▶ _EXERCISE INSTRUCTIONS_
Please copy the data below word for word, keeping every line and character unchanged.

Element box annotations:

▬▬▬▬▬▬

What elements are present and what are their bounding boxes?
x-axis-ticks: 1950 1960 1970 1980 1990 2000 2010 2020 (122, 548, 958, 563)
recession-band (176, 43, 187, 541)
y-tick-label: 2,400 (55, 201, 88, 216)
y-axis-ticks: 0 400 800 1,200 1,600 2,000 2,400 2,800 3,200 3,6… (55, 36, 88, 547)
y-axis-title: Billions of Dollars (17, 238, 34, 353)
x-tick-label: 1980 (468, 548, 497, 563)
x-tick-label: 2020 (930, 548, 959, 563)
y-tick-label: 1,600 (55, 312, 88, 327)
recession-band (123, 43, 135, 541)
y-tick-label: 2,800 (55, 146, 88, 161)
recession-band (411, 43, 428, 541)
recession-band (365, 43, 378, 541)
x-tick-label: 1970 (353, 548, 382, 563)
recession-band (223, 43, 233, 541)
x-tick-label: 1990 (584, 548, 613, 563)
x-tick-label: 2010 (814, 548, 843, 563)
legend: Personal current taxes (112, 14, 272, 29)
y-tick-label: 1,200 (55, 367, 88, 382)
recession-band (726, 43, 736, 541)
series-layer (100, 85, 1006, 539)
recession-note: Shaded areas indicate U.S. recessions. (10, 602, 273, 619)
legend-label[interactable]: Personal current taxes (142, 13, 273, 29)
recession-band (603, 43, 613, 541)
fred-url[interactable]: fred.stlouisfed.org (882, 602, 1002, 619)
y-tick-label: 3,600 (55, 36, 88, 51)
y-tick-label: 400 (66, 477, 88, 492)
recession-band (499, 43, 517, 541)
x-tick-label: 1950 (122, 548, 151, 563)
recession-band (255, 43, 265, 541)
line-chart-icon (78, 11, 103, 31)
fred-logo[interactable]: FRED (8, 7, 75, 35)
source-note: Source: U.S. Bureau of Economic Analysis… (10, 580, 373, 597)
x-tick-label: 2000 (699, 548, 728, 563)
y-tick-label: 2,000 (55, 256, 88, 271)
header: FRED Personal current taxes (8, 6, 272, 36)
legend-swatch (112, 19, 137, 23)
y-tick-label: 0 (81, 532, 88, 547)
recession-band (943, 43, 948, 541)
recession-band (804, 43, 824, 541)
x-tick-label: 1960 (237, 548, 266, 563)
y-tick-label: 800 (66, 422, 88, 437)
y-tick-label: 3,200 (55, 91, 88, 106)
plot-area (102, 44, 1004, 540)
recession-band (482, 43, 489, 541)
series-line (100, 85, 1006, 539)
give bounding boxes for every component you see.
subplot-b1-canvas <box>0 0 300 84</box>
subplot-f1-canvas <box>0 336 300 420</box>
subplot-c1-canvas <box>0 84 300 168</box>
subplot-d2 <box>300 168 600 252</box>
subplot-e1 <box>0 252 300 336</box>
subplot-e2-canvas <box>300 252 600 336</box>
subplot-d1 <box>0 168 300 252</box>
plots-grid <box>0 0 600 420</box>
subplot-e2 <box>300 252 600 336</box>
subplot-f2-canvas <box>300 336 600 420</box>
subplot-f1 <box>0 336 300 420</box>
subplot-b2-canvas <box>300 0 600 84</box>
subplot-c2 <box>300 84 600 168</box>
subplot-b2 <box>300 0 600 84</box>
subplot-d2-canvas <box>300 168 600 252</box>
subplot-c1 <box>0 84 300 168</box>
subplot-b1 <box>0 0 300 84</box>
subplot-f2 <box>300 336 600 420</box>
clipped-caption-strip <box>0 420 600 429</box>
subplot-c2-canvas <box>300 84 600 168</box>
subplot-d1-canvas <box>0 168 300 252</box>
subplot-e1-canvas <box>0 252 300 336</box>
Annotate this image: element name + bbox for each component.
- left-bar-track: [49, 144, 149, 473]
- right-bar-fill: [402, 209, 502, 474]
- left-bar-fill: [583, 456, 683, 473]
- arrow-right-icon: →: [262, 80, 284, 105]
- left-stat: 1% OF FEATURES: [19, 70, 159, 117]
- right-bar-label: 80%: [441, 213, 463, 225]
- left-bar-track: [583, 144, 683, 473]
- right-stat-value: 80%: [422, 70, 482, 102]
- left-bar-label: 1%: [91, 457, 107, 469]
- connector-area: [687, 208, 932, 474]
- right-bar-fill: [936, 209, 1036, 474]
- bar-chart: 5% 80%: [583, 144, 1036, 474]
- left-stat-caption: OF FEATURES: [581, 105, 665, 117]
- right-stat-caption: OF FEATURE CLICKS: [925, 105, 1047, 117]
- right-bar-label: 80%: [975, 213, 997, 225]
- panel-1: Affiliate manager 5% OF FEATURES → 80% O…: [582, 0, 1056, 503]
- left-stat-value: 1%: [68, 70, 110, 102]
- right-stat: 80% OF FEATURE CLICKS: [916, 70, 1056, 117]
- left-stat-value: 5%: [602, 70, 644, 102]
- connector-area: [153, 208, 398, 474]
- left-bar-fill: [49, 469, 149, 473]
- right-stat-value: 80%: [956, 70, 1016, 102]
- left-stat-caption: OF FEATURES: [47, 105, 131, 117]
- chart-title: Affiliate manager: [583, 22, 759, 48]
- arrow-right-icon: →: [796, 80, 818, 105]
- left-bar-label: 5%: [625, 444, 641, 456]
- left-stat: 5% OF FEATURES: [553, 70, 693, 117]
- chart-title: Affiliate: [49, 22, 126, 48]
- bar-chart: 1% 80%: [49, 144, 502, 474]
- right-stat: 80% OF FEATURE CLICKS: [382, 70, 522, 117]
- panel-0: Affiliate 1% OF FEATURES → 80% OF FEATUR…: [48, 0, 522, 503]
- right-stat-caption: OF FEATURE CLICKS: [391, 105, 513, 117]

▬▬▬▬▬▬

▶ _TASK RESPONSE_
What elements are present and what are their bounding boxes?
x-axis-ticks: 1950 1960 1970 1980 1990 2000 2010 2020 (122, 548, 958, 563)
recession-band (176, 43, 187, 541)
y-tick-label: 2,400 (55, 201, 88, 216)
y-axis-ticks: 0 400 800 1,200 1,600 2,000 2,400 2,800 3,200 3,6… (55, 36, 88, 547)
y-axis-title: Billions of Dollars (17, 238, 34, 353)
x-tick-label: 1980 (468, 548, 497, 563)
x-tick-label: 2020 (930, 548, 959, 563)
y-tick-label: 1,600 (55, 312, 88, 327)
recession-band (123, 43, 135, 541)
y-tick-label: 2,800 (55, 146, 88, 161)
recession-band (411, 43, 428, 541)
recession-band (365, 43, 378, 541)
x-tick-label: 1970 (353, 548, 382, 563)
recession-band (223, 43, 233, 541)
x-tick-label: 1990 (584, 548, 613, 563)
x-tick-label: 2010 (814, 548, 843, 563)
legend: Personal current taxes (112, 14, 272, 29)
y-tick-label: 1,200 (55, 367, 88, 382)
recession-band (726, 43, 736, 541)
series-layer (100, 85, 1006, 539)
recession-note: Shaded areas indicate U.S. recessions. (10, 602, 273, 619)
legend-label[interactable]: Personal current taxes (142, 13, 273, 29)
recession-band (603, 43, 613, 541)
fred-url[interactable]: fred.stlouisfed.org (882, 602, 1002, 619)
y-tick-label: 3,600 (55, 36, 88, 51)
y-tick-label: 400 (66, 477, 88, 492)
recession-band (499, 43, 517, 541)
x-tick-label: 1950 (122, 548, 151, 563)
recession-band (255, 43, 265, 541)
line-chart-icon (78, 11, 103, 31)
fred-logo[interactable]: FRED (8, 7, 75, 35)
source-note: Source: U.S. Bureau of Economic Analysis… (10, 580, 373, 597)
x-tick-label: 2000 (699, 548, 728, 563)
y-tick-label: 2,000 (55, 256, 88, 271)
header: FRED Personal current taxes (8, 6, 272, 36)
legend-swatch (112, 19, 137, 23)
y-tick-label: 0 (81, 532, 88, 547)
recession-band (943, 43, 948, 541)
recession-band (804, 43, 824, 541)
x-tick-label: 1960 (237, 548, 266, 563)
y-tick-label: 800 (66, 422, 88, 437)
y-tick-label: 3,200 (55, 91, 88, 106)
plot-area (102, 44, 1004, 540)
recession-band (482, 43, 489, 541)
series-line (100, 85, 1006, 539)
give bounding boxes for every component you see.
subplot-b1-canvas <box>0 0 300 84</box>
subplot-f1-canvas <box>0 336 300 420</box>
subplot-c1-canvas <box>0 84 300 168</box>
subplot-d2 <box>300 168 600 252</box>
subplot-e1 <box>0 252 300 336</box>
subplot-e2-canvas <box>300 252 600 336</box>
subplot-d1 <box>0 168 300 252</box>
plots-grid <box>0 0 600 420</box>
subplot-e2 <box>300 252 600 336</box>
subplot-f2-canvas <box>300 336 600 420</box>
subplot-f1 <box>0 336 300 420</box>
subplot-b2-canvas <box>300 0 600 84</box>
subplot-c2 <box>300 84 600 168</box>
subplot-b2 <box>300 0 600 84</box>
subplot-d2-canvas <box>300 168 600 252</box>
subplot-c1 <box>0 84 300 168</box>
subplot-b1 <box>0 0 300 84</box>
subplot-f2 <box>300 336 600 420</box>
clipped-caption-strip <box>0 420 600 429</box>
subplot-c2-canvas <box>300 84 600 168</box>
subplot-d1-canvas <box>0 168 300 252</box>
subplot-e1-canvas <box>0 252 300 336</box>
Annotate this image: element name + bbox for each component.
- left-bar-track: [49, 144, 149, 473]
- right-bar-fill: [402, 209, 502, 474]
- left-bar-fill: [583, 456, 683, 473]
- arrow-right-icon: →: [262, 80, 284, 105]
- left-stat: 1% OF FEATURES: [19, 70, 159, 117]
- right-bar-label: 80%: [441, 213, 463, 225]
- left-bar-track: [583, 144, 683, 473]
- right-stat-value: 80%: [422, 70, 482, 102]
- left-bar-label: 1%: [91, 457, 107, 469]
- connector-area: [687, 208, 932, 474]
- right-bar-fill: [936, 209, 1036, 474]
- bar-chart: 5% 80%: [583, 144, 1036, 474]
- left-stat-caption: OF FEATURES: [581, 105, 665, 117]
- right-stat-caption: OF FEATURE CLICKS: [925, 105, 1047, 117]
- right-bar-label: 80%: [975, 213, 997, 225]
- panel-1: Affiliate manager 5% OF FEATURES → 80% O…: [582, 0, 1056, 503]
- left-stat-value: 1%: [68, 70, 110, 102]
- right-stat: 80% OF FEATURE CLICKS: [916, 70, 1056, 117]
- left-stat-value: 5%: [602, 70, 644, 102]
- connector-area: [153, 208, 398, 474]
- left-bar-fill: [49, 469, 149, 473]
- right-stat-value: 80%: [956, 70, 1016, 102]
- left-stat-caption: OF FEATURES: [47, 105, 131, 117]
- chart-title: Affiliate manager: [583, 22, 759, 48]
- arrow-right-icon: →: [796, 80, 818, 105]
- left-bar-label: 5%: [625, 444, 641, 456]
- left-stat: 5% OF FEATURES: [553, 70, 693, 117]
- chart-title: Affiliate: [49, 22, 126, 48]
- bar-chart: 1% 80%: [49, 144, 502, 474]
- right-stat: 80% OF FEATURE CLICKS: [382, 70, 522, 117]
- panel-0: Affiliate 1% OF FEATURES → 80% OF FEATUR…: [48, 0, 522, 503]
- right-stat-caption: OF FEATURE CLICKS: [391, 105, 513, 117]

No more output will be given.